> WHAT THE EXERCISE ASKS
Across the entries below, how many lines contain the word "million"? Give the number alone.
## Begin
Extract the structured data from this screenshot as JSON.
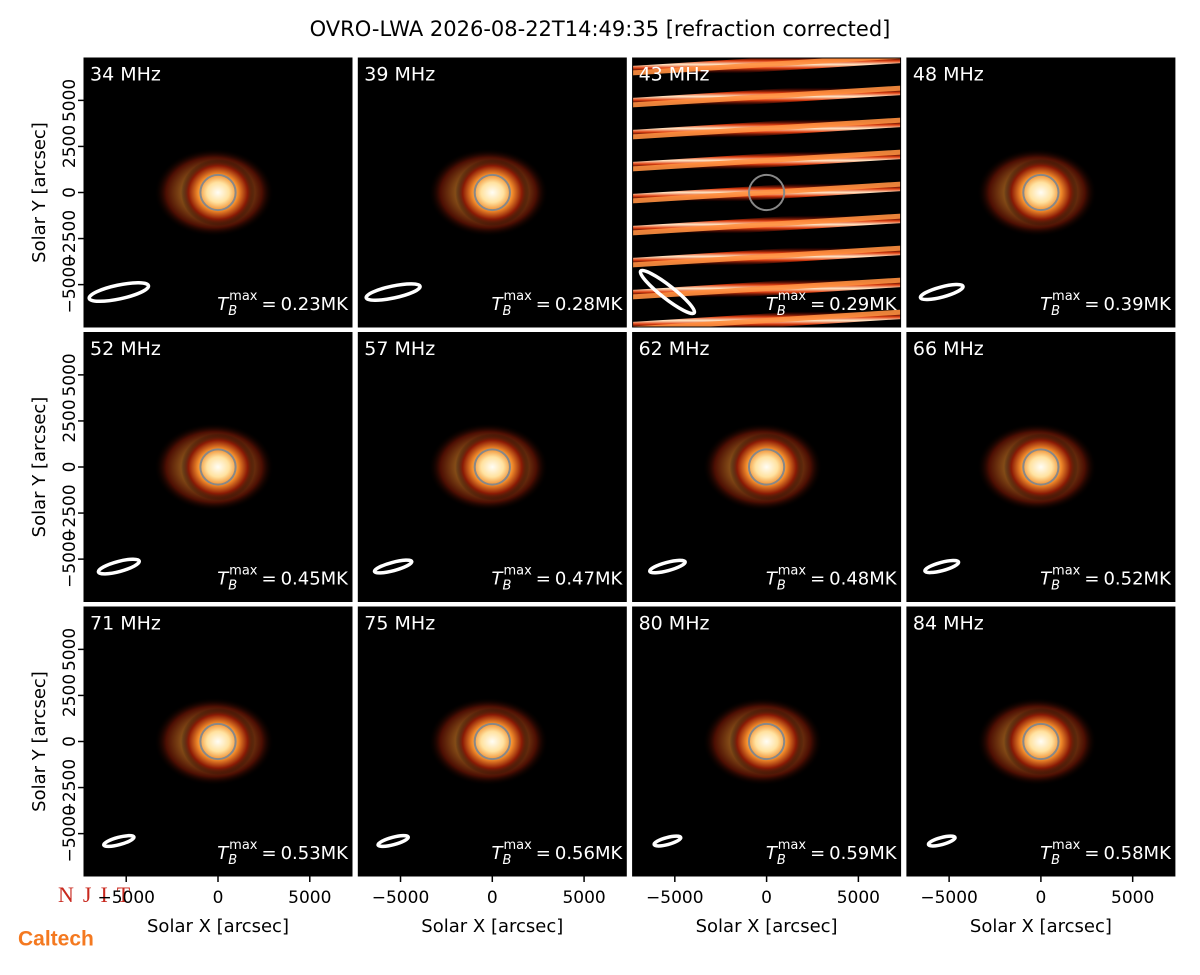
{
  "chart_data": {
    "type": "image",
    "title": "OVRO-LWA 2026-08-22T14:49:35 [refraction corrected]",
    "xlabel": "Solar X [arcsec]",
    "ylabel": "Solar Y [arcsec]",
    "xlim": [
      -7300,
      7300
    ],
    "ylim": [
      -7300,
      7300
    ],
    "xticks": [
      {
        "value": -5000,
        "label": "−5000"
      },
      0,
      5000
    ],
    "yticks": [
      {
        "value": -5000,
        "label": "−5000"
      },
      {
        "value": -2500,
        "label": "−2500"
      },
      0,
      2500,
      5000
    ],
    "solar_radius": 960,
    "tb_label": {
      "symbol": "T",
      "sub": "B",
      "sup": "max",
      "eq": "="
    },
    "panels": [
      {
        "frequency": "34 MHz",
        "tb_max": 0.23,
        "tb_max_label": "0.23MK",
        "pattern": "source",
        "beam": {
          "major": 3300,
          "minor": 750,
          "angle": 12
        }
      },
      {
        "frequency": "39 MHz",
        "tb_max": 0.28,
        "tb_max_label": "0.28MK",
        "pattern": "source",
        "beam": {
          "major": 3000,
          "minor": 650,
          "angle": 12
        }
      },
      {
        "frequency": "43 MHz",
        "tb_max": 0.29,
        "tb_max_label": "0.29MK",
        "pattern": "stripes",
        "beam": {
          "major": 3700,
          "minor": 700,
          "angle": -38
        }
      },
      {
        "frequency": "48 MHz",
        "tb_max": 0.39,
        "tb_max_label": "0.39MK",
        "pattern": "source",
        "beam": {
          "major": 2400,
          "minor": 550,
          "angle": 15
        }
      },
      {
        "frequency": "52 MHz",
        "tb_max": 0.45,
        "tb_max_label": "0.45MK",
        "pattern": "source",
        "beam": {
          "major": 2300,
          "minor": 550,
          "angle": 15
        }
      },
      {
        "frequency": "57 MHz",
        "tb_max": 0.47,
        "tb_max_label": "0.47MK",
        "pattern": "source",
        "beam": {
          "major": 2100,
          "minor": 450,
          "angle": 15
        }
      },
      {
        "frequency": "62 MHz",
        "tb_max": 0.48,
        "tb_max_label": "0.48MK",
        "pattern": "source",
        "beam": {
          "major": 2000,
          "minor": 450,
          "angle": 15
        }
      },
      {
        "frequency": "66 MHz",
        "tb_max": 0.52,
        "tb_max_label": "0.52MK",
        "pattern": "source",
        "beam": {
          "major": 1900,
          "minor": 450,
          "angle": 15
        }
      },
      {
        "frequency": "71 MHz",
        "tb_max": 0.53,
        "tb_max_label": "0.53MK",
        "pattern": "source",
        "beam": {
          "major": 1700,
          "minor": 400,
          "angle": 15
        }
      },
      {
        "frequency": "75 MHz",
        "tb_max": 0.56,
        "tb_max_label": "0.56MK",
        "pattern": "source",
        "beam": {
          "major": 1700,
          "minor": 400,
          "angle": 15
        }
      },
      {
        "frequency": "80 MHz",
        "tb_max": 0.59,
        "tb_max_label": "0.59MK",
        "pattern": "source",
        "beam": {
          "major": 1500,
          "minor": 380,
          "angle": 15
        }
      },
      {
        "frequency": "84 MHz",
        "tb_max": 0.58,
        "tb_max_label": "0.58MK",
        "pattern": "source",
        "beam": {
          "major": 1500,
          "minor": 380,
          "angle": 15
        }
      }
    ]
  },
  "logos": {
    "njit": "NJIT",
    "caltech": "Caltech"
  }
}
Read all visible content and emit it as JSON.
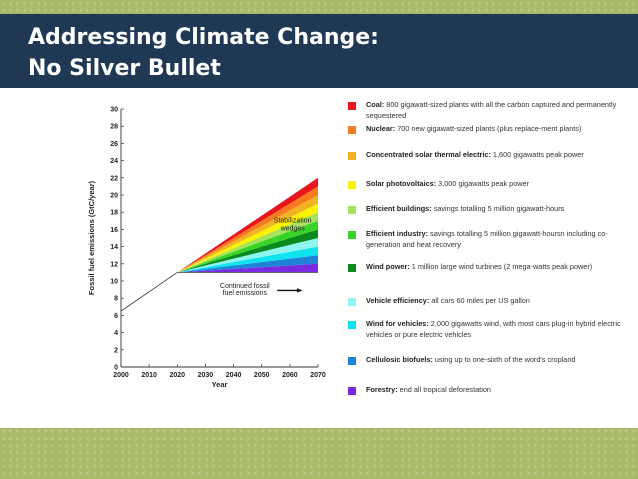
{
  "slide": {
    "title_line1": "Addressing Climate Change:",
    "title_line2": "No Silver Bullet"
  },
  "chart_data": {
    "type": "area",
    "title": "",
    "xlabel": "Year",
    "ylabel": "Fossil fuel emissions (GtC/year)",
    "xlim": [
      2000,
      2070
    ],
    "ylim": [
      0,
      30
    ],
    "x_ticks": [
      2000,
      2010,
      2020,
      2030,
      2040,
      2050,
      2060,
      2070
    ],
    "y_ticks": [
      0,
      2,
      4,
      6,
      8,
      10,
      12,
      14,
      16,
      18,
      20,
      22,
      24,
      26,
      28,
      30
    ],
    "baseline": {
      "x": [
        2000,
        2020
      ],
      "y": [
        6.5,
        11
      ]
    },
    "wedge_start": {
      "x": 2020,
      "y": 11
    },
    "wedge_end_x": 2070,
    "flat_value": 11,
    "wedge_tops_at_2070": [
      12,
      13,
      14,
      15,
      16,
      17,
      18,
      19,
      20,
      21,
      22
    ],
    "annotations": {
      "wedges_line1": "Stabilization",
      "wedges_line2": "wedges",
      "continued_line1": "Continued fossil",
      "continued_line2": "fuel emissions"
    }
  },
  "legend": [
    {
      "color": "#e8161b",
      "name": "Coal:",
      "text": " 800 gigawatt-sized plants with all the carbon captured and permanently sequestered"
    },
    {
      "color": "#f47b20",
      "name": "Nuclear:",
      "text": " 700 new gigawatt-sized plants (plus replace-ment plants)"
    },
    {
      "color": "#f0b323",
      "name": "Concentrated solar thermal electric:",
      "text": " 1,600 gigawatts peak power"
    },
    {
      "color": "#fff200",
      "name": "Solar photovoltaics:",
      "text": " 3,000 gigawatts peak power"
    },
    {
      "color": "#a6e35b",
      "name": "Efficient buildings:",
      "text": " savings totalling 5 million gigawatt-hours"
    },
    {
      "color": "#39d428",
      "name": "Efficient industry:",
      "text": " savings totalling 5 million gigawatt-hoursn including co-generation and heat recovery"
    },
    {
      "color": "#0b8a1d",
      "name": "Wind power:",
      "text": " 1 million large wind turbines (2 mega-watts peak power)"
    },
    {
      "color": "#8ff5f0",
      "name": "Vehicle efficiency:",
      "text": " all cars 60 miles per US gallon"
    },
    {
      "color": "#10e3f0",
      "name": "Wind for vehicles:",
      "text": " 2,000 gigawatts wind, with most cars plug-in hybrid electric vehicles or pure electric vehicles"
    },
    {
      "color": "#1f82d6",
      "name": "Cellulosic biofuels:",
      "text": " using up to one-sixth of the word's cropland"
    },
    {
      "color": "#7a2ae0",
      "name": "Forestry:",
      "text": " end all tropical deforestation"
    }
  ]
}
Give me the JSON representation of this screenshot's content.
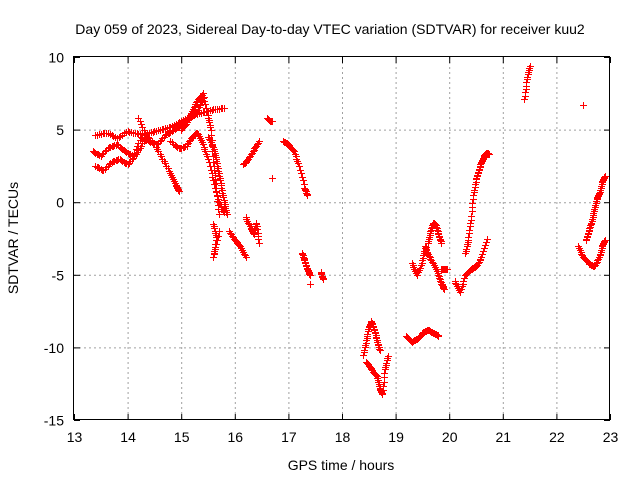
{
  "chart_data": {
    "type": "scatter",
    "title": "Day 059 of 2023, Sidereal Day-to-day VTEC variation (SDTVAR) for receiver kuu2",
    "xlabel": "GPS time / hours",
    "ylabel": "SDTVAR / TECUs",
    "xlim": [
      13,
      23
    ],
    "ylim": [
      -15,
      10
    ],
    "xticks": [
      13,
      14,
      15,
      16,
      17,
      18,
      19,
      20,
      21,
      22,
      23
    ],
    "yticks": [
      -15,
      -10,
      -5,
      0,
      5,
      10
    ],
    "xtick_labels": [
      "13",
      "14",
      "15",
      "16",
      "17",
      "18",
      "19",
      "20",
      "21",
      "22",
      "23"
    ],
    "ytick_labels": [
      "-15",
      "-10",
      "-5",
      "0",
      "5",
      "10"
    ],
    "grid": true,
    "marker": "+",
    "color": "#ff0000",
    "series": [
      {
        "name": "SDTVAR",
        "segments": [
          {
            "x": [
              13.35,
              13.5,
              13.65,
              13.8,
              13.95,
              14.1,
              14.25,
              14.4,
              14.55,
              14.7,
              14.85,
              15.0,
              15.15,
              15.3,
              15.4
            ],
            "y": [
              3.5,
              3.2,
              3.8,
              4.0,
              3.5,
              3.2,
              4.5,
              4.2,
              4.0,
              4.6,
              5.0,
              5.4,
              5.8,
              6.2,
              7.2
            ]
          },
          {
            "x": [
              13.4,
              13.6,
              13.8,
              14.0,
              14.2,
              14.4,
              14.6,
              14.8,
              15.0,
              15.2,
              15.4,
              15.6,
              15.8
            ],
            "y": [
              4.6,
              4.8,
              4.4,
              4.9,
              4.7,
              4.8,
              5.0,
              5.2,
              5.6,
              6.0,
              6.2,
              6.4,
              6.5
            ]
          },
          {
            "x": [
              13.4,
              13.55,
              13.7,
              13.85,
              14.0,
              14.15,
              14.3
            ],
            "y": [
              2.5,
              2.2,
              2.8,
              3.0,
              2.6,
              3.3,
              4.2
            ]
          },
          {
            "x": [
              14.2,
              14.35,
              14.5,
              14.65,
              14.8,
              14.9,
              14.95
            ],
            "y": [
              5.8,
              4.6,
              4.0,
              3.0,
              2.0,
              1.2,
              0.8
            ]
          },
          {
            "x": [
              15.0,
              15.1,
              15.2,
              15.3,
              15.4,
              15.5,
              15.55,
              15.6,
              15.65,
              15.7
            ],
            "y": [
              5.0,
              5.5,
              6.3,
              7.0,
              7.5,
              6.0,
              5.0,
              2.8,
              1.0,
              -0.8
            ]
          },
          {
            "x": [
              14.8,
              14.95,
              15.1,
              15.2,
              15.3,
              15.4,
              15.5,
              15.6,
              15.7,
              15.8
            ],
            "y": [
              4.2,
              3.7,
              3.9,
              4.5,
              4.8,
              4.0,
              3.0,
              1.5,
              0.0,
              -0.7
            ]
          },
          {
            "x": [
              15.5,
              15.6,
              15.65,
              15.7,
              15.75,
              15.8,
              15.85
            ],
            "y": [
              4.5,
              3.8,
              3.0,
              2.0,
              1.0,
              0.0,
              -0.8
            ]
          },
          {
            "x": [
              15.6,
              15.65,
              15.6,
              15.7
            ],
            "y": [
              -1.5,
              -2.4,
              -3.8,
              -2.0
            ]
          },
          {
            "x": [
              15.9,
              16.0,
              16.1,
              16.2
            ],
            "y": [
              -2.0,
              -2.6,
              -3.0,
              -3.8
            ]
          },
          {
            "x": [
              16.15,
              16.25,
              16.35,
              16.45
            ],
            "y": [
              2.6,
              3.0,
              3.6,
              4.2
            ]
          },
          {
            "x": [
              16.2,
              16.3,
              16.35,
              16.4,
              16.45
            ],
            "y": [
              -1.0,
              -1.8,
              -2.2,
              -1.4,
              -2.8
            ]
          },
          {
            "x": [
              16.6,
              16.65,
              16.7
            ],
            "y": [
              5.8,
              5.6,
              5.6
            ]
          },
          {
            "x": [
              16.7
            ],
            "y": [
              1.7
            ]
          },
          {
            "x": [
              16.9,
              17.0,
              17.1,
              17.2,
              17.3,
              17.35
            ],
            "y": [
              4.2,
              4.0,
              3.5,
              2.5,
              1.0,
              0.5
            ]
          },
          {
            "x": [
              17.25,
              17.3,
              17.35,
              17.4
            ],
            "y": [
              -3.5,
              -4.0,
              -4.6,
              -5.0
            ]
          },
          {
            "x": [
              17.4
            ],
            "y": [
              -5.6
            ]
          },
          {
            "x": [
              17.6,
              17.65
            ],
            "y": [
              -4.8,
              -5.3
            ]
          },
          {
            "x": [
              18.4,
              18.45,
              18.5,
              18.55,
              18.6,
              18.65,
              18.7
            ],
            "y": [
              -10.5,
              -9.5,
              -8.6,
              -8.2,
              -8.8,
              -9.5,
              -10.2
            ]
          },
          {
            "x": [
              18.45,
              18.55,
              18.65,
              18.7,
              18.75,
              18.8,
              18.85
            ],
            "y": [
              -11.0,
              -11.5,
              -12.0,
              -12.8,
              -13.2,
              -11.5,
              -10.6
            ]
          },
          {
            "x": [
              19.2,
              19.3,
              19.4,
              19.5,
              19.6,
              19.7,
              19.8
            ],
            "y": [
              -9.2,
              -9.6,
              -9.4,
              -9.0,
              -8.8,
              -9.0,
              -9.2
            ]
          },
          {
            "x": [
              19.3,
              19.4,
              19.5,
              19.55,
              19.6,
              19.7,
              19.8,
              19.85,
              19.9
            ],
            "y": [
              -4.2,
              -5.0,
              -4.0,
              -3.0,
              -3.6,
              -4.2,
              -5.0,
              -5.6,
              -6.0
            ]
          },
          {
            "x": [
              19.6,
              19.65,
              19.7,
              19.75,
              19.8,
              19.85
            ],
            "y": [
              -2.8,
              -2.0,
              -1.4,
              -1.6,
              -2.2,
              -2.8
            ]
          },
          {
            "x": [
              19.85,
              19.95
            ],
            "y": [
              -4.6,
              -4.6
            ]
          },
          {
            "x": [
              20.1,
              20.2,
              20.3,
              20.4,
              20.5,
              20.6,
              20.7
            ],
            "y": [
              -5.4,
              -6.2,
              -5.0,
              -4.6,
              -4.4,
              -3.8,
              -2.5
            ]
          },
          {
            "x": [
              20.3,
              20.35,
              20.4,
              20.45,
              20.5,
              20.55,
              20.6,
              20.65,
              20.7,
              20.75
            ],
            "y": [
              -3.5,
              -2.6,
              -1.2,
              0.5,
              1.6,
              2.2,
              2.8,
              3.2,
              3.4,
              3.3
            ]
          },
          {
            "x": [
              21.4,
              21.45,
              21.5
            ],
            "y": [
              7.1,
              8.5,
              9.4
            ]
          },
          {
            "x": [
              22.5
            ],
            "y": [
              6.7
            ]
          },
          {
            "x": [
              22.4,
              22.5,
              22.6,
              22.7,
              22.8,
              22.85,
              22.9
            ],
            "y": [
              -3.0,
              -3.8,
              -4.2,
              -4.4,
              -3.8,
              -3.0,
              -2.6
            ]
          },
          {
            "x": [
              22.55,
              22.6,
              22.65,
              22.7,
              22.75,
              22.8,
              22.85,
              22.9
            ],
            "y": [
              -2.6,
              -2.0,
              -1.4,
              -0.6,
              0.2,
              0.6,
              1.4,
              1.8
            ]
          }
        ]
      }
    ]
  }
}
## End
> FULL OUTPUT
3